### What to do
A) In the excerpt on the Weil conjectures for curves, what does the inequality imply in place of the full Weil conjectures?
B) Write the next part of the forum post on the Weil conjectures for curves, picking up after its final sentence.

Proof. Easily i implies ii and ii implies iii. Assuming iii, we get $$|\alpha_j| \leq \sqrt{q}$$ for all $$j$$ by Lemma 2, and this inequality over all $$j$$ is equivalent to i by Lemma 1. QED

Brandon asked, after Rebecca's answer, if the inequality implies the Weil conjectures (for curves) and Dave also referred in his answer to the Weil conjectures following from the inequality. In this context at least, you should not say "Weil conjectures" when you mean "Riemann hypothesis" since we used the functional equation in the argument and that is itself part of the Weil conjectures. The inequality does not imply the Weil conjectures, but only the Riemann hypothesis (after the functional equation is established).

That the inequality is logically equivalent to RH, and not just a consequence of it, has some mathematical interest since this is one of the routes to a proof of the Weil conjectures for curves.

P.S. Brandon, if you have other questions about the Weil conjectures for curves, ask your thesis advisor if you could look at his senior thesis. You'll find the above arguments in there, along with applications to coding theory. :)

### Raw records
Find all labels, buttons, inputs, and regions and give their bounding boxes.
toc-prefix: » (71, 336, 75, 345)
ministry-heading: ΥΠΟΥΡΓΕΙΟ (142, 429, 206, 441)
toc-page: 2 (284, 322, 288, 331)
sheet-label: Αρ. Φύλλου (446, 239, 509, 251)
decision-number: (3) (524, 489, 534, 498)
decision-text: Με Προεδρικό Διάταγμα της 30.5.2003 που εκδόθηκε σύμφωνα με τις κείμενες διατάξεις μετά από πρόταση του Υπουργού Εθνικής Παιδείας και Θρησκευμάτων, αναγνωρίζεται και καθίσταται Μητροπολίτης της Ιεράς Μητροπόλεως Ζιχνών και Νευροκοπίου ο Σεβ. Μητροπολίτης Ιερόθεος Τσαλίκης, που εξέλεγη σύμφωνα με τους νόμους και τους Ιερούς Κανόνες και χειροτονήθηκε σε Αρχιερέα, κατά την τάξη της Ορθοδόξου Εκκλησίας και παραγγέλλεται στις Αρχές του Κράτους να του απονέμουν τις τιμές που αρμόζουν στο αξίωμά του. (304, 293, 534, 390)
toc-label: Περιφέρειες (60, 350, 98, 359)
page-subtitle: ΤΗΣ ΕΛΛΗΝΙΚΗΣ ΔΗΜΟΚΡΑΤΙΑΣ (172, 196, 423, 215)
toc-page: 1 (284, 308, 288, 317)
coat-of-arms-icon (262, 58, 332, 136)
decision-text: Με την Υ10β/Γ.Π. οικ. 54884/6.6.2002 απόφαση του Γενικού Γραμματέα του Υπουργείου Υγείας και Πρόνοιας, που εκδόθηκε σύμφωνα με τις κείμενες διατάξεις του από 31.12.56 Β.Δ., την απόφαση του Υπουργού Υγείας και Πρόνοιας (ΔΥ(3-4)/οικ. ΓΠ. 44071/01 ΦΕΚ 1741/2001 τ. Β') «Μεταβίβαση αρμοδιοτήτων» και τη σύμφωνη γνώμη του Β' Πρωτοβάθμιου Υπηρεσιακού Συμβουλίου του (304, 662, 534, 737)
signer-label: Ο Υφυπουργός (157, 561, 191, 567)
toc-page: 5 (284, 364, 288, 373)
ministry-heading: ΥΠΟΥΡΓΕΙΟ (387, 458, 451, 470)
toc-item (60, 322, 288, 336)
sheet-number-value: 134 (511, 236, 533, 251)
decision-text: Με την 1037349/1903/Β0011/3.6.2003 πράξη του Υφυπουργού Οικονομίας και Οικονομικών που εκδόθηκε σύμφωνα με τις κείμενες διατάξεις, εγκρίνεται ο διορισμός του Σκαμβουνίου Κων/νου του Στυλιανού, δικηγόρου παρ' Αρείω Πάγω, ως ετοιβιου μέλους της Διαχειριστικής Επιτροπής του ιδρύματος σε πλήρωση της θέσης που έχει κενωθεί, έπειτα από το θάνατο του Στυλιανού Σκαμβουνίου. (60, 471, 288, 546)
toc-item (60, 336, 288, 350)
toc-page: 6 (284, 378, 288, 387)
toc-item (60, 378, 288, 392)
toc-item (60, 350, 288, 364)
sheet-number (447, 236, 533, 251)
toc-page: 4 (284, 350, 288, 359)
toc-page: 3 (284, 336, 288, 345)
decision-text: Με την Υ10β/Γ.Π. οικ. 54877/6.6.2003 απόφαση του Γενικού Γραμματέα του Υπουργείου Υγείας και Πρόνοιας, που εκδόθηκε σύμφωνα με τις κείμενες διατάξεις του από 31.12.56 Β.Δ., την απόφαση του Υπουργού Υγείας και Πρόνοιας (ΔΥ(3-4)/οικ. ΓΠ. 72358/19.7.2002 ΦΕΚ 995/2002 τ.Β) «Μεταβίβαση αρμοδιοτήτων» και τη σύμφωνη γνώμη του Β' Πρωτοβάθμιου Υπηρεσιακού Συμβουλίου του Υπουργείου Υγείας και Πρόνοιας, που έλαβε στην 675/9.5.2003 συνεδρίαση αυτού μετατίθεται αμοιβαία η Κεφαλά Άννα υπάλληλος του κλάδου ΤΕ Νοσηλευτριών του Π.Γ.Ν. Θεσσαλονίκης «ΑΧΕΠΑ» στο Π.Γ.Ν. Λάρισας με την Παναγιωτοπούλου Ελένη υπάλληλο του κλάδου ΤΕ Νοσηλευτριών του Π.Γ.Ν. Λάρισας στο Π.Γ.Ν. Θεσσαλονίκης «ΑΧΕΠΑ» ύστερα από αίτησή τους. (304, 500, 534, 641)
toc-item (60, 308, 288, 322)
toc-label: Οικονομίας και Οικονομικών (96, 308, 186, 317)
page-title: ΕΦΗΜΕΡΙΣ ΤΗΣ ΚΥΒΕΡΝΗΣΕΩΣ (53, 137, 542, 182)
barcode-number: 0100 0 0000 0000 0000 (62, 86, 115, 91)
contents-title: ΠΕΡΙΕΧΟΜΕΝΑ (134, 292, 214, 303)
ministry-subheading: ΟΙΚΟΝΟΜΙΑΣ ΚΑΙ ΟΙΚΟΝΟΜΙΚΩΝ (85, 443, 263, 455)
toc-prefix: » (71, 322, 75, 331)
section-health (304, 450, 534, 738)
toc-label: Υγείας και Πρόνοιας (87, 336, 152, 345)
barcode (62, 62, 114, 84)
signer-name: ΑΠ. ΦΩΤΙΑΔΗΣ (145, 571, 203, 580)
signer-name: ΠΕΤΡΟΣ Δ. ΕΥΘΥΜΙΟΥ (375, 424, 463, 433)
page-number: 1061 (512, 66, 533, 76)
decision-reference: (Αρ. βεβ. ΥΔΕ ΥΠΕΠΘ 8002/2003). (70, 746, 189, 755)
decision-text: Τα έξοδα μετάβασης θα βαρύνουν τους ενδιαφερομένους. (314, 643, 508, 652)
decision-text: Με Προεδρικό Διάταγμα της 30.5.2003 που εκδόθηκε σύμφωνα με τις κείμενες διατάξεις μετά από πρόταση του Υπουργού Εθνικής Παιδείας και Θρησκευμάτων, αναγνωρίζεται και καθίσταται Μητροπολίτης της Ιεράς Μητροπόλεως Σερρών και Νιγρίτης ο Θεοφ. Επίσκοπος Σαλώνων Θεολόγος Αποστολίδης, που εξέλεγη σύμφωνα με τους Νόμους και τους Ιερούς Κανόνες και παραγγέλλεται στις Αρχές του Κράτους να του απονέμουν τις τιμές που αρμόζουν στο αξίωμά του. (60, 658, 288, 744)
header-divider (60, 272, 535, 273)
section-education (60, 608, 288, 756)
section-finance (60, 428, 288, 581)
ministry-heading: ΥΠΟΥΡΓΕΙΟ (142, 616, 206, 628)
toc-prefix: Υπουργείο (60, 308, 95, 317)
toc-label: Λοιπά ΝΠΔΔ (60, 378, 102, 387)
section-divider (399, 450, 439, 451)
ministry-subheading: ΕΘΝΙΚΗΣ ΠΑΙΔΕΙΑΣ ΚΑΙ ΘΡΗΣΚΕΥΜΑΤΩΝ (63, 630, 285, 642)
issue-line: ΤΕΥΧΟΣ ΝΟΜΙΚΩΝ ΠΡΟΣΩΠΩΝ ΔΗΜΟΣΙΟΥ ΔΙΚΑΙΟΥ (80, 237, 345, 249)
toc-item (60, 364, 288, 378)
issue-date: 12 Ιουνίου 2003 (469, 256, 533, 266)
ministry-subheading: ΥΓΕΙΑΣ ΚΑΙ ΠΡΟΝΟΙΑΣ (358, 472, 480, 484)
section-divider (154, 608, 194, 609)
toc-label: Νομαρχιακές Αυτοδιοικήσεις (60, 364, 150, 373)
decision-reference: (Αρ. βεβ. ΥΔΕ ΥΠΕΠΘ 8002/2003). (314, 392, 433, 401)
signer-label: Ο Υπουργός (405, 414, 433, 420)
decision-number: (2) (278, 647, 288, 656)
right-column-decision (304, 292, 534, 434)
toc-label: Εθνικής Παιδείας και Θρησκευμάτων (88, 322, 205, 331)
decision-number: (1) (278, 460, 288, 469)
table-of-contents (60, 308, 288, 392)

### Results of the tasks
A) Only the Riemann hypothesis, once the functional equation is established.

B)
• Thanks Keith, very good point about the functional equation, I only realized how it got used after I gave a talk on this stuff for some graduate students. Jan 17, 2010 at 18:04
• Sorry for digging out this old answer, but why then is the classical RH (i.e. for the Riemann zeta function and related L-functions) not equivalent to the Ramanujan-Petersson conjecture which states that the Satake parameters at unramified primes have absolute value less or equal than $1$? Dec 24, 2020 at 19:32
• @SylvainJULIEN the only reason i implies ii in the theorem is that $L(z)$ has finitely many zeros. That finiteness is where the $O$-constant comes from. Also note that you can't write the (completed) Riemann zeta-function in terms of $z = q^{-s}$ for some $q$. Dec 24, 2020 at 19:41
• Thank you. The analogy seemed nice to me, all the more that I found years ago a criterion for the validity of RH in the form of an entire series whose radius of convergence was $1$. Dec 25, 2020 at 8:11

The first step is to reformulate the zeta function in terms of l-adic cohomology. It is defined to be

$$Z(u) := \exp(\sum_m N_m u^m/m),$$ where $$N_m$$ is the number of points over $$F_{q^m}.$$ So $$N_m$$ is #{fixed points of $$\mathrm{Frob}^m$$}, and by the analogue of the Lefschetz fixed point theorem for l-adic cohomology, this implies $$N_m = \sum_i (-1)^i \mathrm{Tr} \mathrm{Frob}^{m*}|H^i$$. We can substitute this in the expression for Z(u) and rearrange to get

$$Z(u) = \prod_{i=0}^{2n} [\exp(\sum_m \mathrm{Tr} \mathrm{Frob}^{m*}|_{H^i} \frac{u^m}{m})]^{(-1)^i}$$

where $$n$$ is the dimension of the variety. The inner exponentials are actually $$\det(1-u \mathrm{Frob}^*)|_{H^i}$$, which relates zeros and poles of the zeta function to the eigenvalues of Frob* acting on $$H^i$$.

Both $$H^0$$ and $$H^2n$$ are 1-dimensional spaces, and we know the eigenvalues of Frob* acting on them: on $$H^0$$ Frob* acts as the identity, so the eigenvalue is 1, and on $$H^{2n}$$ Frob* is multiplication by $$q^n$$ because Frob is a finite map of degree $$q^n$$.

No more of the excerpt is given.